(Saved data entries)
--- START ---

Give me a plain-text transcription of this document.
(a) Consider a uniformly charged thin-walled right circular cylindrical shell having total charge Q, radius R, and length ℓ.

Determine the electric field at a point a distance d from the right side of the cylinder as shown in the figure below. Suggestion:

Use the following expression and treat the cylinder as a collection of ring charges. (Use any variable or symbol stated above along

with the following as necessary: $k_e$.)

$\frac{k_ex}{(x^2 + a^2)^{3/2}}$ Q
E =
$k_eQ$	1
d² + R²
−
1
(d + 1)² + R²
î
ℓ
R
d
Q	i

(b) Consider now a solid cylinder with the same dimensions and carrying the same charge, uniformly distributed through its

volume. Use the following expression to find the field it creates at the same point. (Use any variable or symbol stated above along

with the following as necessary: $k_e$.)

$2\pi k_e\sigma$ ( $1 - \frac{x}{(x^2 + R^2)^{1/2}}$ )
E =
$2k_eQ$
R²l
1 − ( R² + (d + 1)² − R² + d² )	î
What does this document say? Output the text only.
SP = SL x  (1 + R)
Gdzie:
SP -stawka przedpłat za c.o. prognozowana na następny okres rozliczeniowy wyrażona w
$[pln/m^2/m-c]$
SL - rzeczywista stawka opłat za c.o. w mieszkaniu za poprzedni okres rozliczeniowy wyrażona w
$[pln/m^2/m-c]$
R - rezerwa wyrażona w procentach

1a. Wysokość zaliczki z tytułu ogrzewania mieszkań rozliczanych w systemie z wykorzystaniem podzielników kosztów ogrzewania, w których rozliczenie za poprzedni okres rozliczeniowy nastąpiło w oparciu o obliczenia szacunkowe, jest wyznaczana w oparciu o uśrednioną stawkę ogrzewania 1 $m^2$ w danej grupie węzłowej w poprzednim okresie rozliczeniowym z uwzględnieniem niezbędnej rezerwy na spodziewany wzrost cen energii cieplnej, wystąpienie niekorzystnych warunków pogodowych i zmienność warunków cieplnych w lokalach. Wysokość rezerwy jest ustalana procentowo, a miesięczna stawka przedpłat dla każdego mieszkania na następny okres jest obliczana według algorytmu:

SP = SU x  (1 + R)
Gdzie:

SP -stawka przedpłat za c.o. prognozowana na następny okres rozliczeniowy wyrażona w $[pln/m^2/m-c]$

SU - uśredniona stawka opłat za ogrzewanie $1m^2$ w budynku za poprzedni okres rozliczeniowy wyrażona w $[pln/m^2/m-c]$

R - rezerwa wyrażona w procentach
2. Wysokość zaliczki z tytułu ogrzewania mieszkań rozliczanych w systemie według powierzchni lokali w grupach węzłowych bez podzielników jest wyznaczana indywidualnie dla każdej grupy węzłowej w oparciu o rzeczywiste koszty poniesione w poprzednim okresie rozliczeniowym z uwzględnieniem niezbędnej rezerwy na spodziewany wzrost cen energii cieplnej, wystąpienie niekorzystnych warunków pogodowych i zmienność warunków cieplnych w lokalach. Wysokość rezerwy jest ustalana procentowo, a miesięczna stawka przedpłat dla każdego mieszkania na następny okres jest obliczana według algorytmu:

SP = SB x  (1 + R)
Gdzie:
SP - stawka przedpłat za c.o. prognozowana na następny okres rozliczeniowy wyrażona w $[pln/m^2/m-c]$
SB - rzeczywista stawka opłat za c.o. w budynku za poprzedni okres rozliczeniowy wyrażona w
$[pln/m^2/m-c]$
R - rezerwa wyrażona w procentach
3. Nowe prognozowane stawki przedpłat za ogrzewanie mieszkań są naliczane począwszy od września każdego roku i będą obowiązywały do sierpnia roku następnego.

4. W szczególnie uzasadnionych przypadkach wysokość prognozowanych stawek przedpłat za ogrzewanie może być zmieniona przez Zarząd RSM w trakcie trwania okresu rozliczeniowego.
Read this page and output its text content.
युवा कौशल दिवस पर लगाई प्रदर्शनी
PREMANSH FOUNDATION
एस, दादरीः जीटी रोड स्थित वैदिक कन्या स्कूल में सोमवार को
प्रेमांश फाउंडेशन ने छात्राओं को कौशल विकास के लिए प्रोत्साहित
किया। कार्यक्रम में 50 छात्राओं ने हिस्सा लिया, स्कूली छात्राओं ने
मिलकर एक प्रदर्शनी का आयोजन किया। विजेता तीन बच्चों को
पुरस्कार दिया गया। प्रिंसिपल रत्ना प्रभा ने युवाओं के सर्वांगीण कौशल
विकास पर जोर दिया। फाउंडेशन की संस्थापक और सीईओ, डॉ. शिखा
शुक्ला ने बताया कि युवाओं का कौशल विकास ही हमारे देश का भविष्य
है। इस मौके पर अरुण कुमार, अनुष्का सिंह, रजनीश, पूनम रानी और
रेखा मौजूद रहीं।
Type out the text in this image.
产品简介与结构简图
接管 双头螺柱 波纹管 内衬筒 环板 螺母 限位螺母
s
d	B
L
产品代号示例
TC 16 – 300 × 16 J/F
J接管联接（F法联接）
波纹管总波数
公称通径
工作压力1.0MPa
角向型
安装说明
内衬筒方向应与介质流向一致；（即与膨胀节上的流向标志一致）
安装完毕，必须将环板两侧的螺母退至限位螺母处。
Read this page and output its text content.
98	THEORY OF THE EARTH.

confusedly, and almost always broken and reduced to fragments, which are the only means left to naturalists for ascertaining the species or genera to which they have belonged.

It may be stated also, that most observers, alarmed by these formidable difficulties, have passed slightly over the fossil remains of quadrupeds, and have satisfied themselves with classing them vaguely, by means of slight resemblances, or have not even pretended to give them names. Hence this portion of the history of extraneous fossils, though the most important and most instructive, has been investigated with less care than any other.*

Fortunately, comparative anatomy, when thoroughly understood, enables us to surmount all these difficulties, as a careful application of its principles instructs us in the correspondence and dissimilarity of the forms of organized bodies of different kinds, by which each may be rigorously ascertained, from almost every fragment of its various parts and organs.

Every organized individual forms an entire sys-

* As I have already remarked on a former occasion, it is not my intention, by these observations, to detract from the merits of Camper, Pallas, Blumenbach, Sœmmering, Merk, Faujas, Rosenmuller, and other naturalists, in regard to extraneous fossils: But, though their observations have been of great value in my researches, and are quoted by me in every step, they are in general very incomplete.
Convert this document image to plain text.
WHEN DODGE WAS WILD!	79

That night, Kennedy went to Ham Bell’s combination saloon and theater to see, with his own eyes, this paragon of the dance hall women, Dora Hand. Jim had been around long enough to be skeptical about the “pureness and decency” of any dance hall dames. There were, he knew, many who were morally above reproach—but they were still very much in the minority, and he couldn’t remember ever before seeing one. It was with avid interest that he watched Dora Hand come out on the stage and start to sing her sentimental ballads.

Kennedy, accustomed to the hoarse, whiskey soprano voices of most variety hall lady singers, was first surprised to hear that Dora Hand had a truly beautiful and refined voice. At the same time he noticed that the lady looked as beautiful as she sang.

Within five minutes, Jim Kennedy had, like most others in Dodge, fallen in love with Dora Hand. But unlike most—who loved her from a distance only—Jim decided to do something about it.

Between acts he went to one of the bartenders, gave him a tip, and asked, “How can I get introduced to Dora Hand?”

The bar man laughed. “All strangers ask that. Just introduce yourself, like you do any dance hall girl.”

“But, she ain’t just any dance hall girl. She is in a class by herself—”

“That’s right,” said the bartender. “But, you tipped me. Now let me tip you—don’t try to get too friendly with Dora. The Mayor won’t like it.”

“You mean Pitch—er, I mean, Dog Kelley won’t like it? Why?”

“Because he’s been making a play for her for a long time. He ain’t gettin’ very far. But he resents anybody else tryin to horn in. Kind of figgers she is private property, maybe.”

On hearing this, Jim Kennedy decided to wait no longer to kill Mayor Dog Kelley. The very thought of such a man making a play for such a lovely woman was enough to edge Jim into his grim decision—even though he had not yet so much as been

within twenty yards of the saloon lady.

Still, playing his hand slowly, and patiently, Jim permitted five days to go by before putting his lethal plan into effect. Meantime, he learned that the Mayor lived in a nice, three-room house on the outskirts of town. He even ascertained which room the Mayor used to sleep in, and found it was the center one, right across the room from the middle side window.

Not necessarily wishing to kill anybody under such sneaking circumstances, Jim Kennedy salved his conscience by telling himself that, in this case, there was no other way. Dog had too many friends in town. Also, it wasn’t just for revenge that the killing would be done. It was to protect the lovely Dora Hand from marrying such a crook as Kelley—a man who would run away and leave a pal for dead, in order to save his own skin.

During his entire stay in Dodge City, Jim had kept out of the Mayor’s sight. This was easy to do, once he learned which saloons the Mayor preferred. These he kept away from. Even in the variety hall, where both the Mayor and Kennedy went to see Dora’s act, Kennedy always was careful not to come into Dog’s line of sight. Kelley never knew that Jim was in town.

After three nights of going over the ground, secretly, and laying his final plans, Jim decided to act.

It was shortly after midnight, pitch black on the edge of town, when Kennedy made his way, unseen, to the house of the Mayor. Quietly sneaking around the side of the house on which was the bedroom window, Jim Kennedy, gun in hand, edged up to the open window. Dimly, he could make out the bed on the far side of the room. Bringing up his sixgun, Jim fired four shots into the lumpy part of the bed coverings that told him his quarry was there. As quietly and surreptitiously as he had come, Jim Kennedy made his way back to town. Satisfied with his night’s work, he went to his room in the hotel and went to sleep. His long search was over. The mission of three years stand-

--- END ---

**SHORT PROBLEM**
Show the lines from the data above that contain the string "like".

**FINAL ANSWER**
Within five minutes, Jim Kennedy had, like most others in Dodge, fallen in love with Dora Hand. But unlike most—who loved her from a distance only—Jim decided to do something about it.
The bar man laughed. “All strangers ask that. Just introduce yourself, like you do any dance hall girl.”
“That’s right,” said the bartender. “But, you tipped me. Now let me tip you—don’t try to get too friendly with Dora. The Mayor won’t like it.”
“You mean Pitch—er, I mean, Dog Kelley won’t like it? Why?”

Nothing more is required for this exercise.